▼

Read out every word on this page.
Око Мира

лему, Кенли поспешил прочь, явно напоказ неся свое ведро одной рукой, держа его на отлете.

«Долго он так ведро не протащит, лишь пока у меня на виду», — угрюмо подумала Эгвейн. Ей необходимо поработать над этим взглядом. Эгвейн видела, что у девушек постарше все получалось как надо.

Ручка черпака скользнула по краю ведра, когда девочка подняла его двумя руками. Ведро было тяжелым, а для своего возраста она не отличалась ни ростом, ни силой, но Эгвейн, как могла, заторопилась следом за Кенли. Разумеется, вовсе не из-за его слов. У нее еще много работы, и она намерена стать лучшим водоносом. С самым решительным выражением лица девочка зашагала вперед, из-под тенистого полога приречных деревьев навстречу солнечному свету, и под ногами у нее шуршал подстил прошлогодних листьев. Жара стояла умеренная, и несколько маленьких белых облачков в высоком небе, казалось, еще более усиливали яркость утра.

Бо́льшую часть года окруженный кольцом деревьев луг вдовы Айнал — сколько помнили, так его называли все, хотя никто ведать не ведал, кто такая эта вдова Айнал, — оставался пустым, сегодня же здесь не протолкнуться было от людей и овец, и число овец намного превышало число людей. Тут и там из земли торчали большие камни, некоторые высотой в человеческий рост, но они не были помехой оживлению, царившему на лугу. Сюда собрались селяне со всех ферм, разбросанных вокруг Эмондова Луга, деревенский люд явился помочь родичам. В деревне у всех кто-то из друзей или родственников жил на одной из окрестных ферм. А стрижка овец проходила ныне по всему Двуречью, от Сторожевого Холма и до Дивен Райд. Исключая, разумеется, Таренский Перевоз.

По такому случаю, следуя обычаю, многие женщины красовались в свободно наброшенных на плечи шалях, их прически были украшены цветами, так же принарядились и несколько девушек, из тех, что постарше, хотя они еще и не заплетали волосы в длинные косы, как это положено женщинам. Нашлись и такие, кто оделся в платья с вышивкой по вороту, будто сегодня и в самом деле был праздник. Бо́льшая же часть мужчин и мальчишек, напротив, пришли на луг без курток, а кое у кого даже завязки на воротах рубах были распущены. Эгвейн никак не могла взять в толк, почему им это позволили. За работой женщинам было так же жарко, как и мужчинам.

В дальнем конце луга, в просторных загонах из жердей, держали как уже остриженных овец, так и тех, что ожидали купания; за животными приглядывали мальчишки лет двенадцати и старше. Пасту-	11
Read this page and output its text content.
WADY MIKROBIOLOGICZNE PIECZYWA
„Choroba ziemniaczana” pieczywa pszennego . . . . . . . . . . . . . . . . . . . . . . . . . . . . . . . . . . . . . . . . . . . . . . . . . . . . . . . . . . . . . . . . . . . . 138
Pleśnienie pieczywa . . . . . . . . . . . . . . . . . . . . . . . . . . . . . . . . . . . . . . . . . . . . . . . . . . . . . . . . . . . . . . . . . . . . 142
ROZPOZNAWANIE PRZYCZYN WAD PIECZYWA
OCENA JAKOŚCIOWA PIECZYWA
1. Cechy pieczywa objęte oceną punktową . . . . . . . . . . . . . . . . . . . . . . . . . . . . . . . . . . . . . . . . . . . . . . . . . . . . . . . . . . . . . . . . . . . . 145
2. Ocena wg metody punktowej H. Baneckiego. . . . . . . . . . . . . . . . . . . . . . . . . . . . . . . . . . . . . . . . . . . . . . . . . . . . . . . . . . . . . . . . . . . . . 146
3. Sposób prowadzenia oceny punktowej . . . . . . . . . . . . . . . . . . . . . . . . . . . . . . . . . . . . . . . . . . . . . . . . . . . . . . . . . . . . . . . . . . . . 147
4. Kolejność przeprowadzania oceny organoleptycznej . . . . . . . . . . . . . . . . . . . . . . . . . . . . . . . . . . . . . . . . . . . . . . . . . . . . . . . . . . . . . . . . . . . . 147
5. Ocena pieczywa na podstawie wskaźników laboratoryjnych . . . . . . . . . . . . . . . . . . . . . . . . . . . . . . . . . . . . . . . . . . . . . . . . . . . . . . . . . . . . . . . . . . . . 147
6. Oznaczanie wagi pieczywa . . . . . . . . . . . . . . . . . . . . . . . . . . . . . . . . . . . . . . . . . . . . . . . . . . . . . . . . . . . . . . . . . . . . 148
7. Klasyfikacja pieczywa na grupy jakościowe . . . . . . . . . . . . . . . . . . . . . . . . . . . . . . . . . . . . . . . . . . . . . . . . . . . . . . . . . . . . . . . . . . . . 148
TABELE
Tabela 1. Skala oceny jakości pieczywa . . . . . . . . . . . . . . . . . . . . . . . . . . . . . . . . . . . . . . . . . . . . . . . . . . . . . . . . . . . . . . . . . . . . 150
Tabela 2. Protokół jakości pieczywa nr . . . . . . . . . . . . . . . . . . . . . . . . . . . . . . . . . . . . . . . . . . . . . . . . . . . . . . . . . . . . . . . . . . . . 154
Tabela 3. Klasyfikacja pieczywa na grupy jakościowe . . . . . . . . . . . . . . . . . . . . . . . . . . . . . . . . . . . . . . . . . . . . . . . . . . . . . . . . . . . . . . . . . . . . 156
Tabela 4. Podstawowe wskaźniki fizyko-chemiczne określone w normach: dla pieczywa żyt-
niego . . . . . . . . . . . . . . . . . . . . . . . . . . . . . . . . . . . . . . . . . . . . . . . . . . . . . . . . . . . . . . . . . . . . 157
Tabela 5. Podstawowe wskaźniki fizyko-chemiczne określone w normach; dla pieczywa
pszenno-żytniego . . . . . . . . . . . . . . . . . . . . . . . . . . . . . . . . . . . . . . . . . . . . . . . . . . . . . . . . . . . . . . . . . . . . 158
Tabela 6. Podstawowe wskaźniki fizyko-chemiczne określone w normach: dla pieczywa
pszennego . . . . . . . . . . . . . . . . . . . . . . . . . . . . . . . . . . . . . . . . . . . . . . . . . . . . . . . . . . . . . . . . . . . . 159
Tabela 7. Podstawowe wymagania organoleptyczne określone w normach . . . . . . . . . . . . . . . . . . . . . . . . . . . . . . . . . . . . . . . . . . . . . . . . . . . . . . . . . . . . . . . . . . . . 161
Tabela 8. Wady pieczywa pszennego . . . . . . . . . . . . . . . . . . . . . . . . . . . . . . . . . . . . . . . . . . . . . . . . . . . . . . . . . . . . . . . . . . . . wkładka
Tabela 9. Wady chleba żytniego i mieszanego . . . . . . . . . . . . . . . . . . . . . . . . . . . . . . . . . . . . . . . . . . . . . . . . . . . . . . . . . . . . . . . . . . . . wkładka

▲

▶ _GIVEN PROBLEM_
Look over the material above and show each line where "wkładka" appears.

▶ _TASK RESULT_
Tabela 8. Wady pieczywa pszennego . . . . . . . . . . . . . . . . . . . . . . . . . . . . . . . . . . . . . . . . . . . . . . . . . . . . . . . . . . . . . . . . . . . . wkładka
Tabela 9. Wady chleba żytniego i mieszanego . . . . . . . . . . . . . . . . . . . . . . . . . . . . . . . . . . . . . . . . . . . . . . . . . . . . . . . . . . . . . . . . . . . . wkładka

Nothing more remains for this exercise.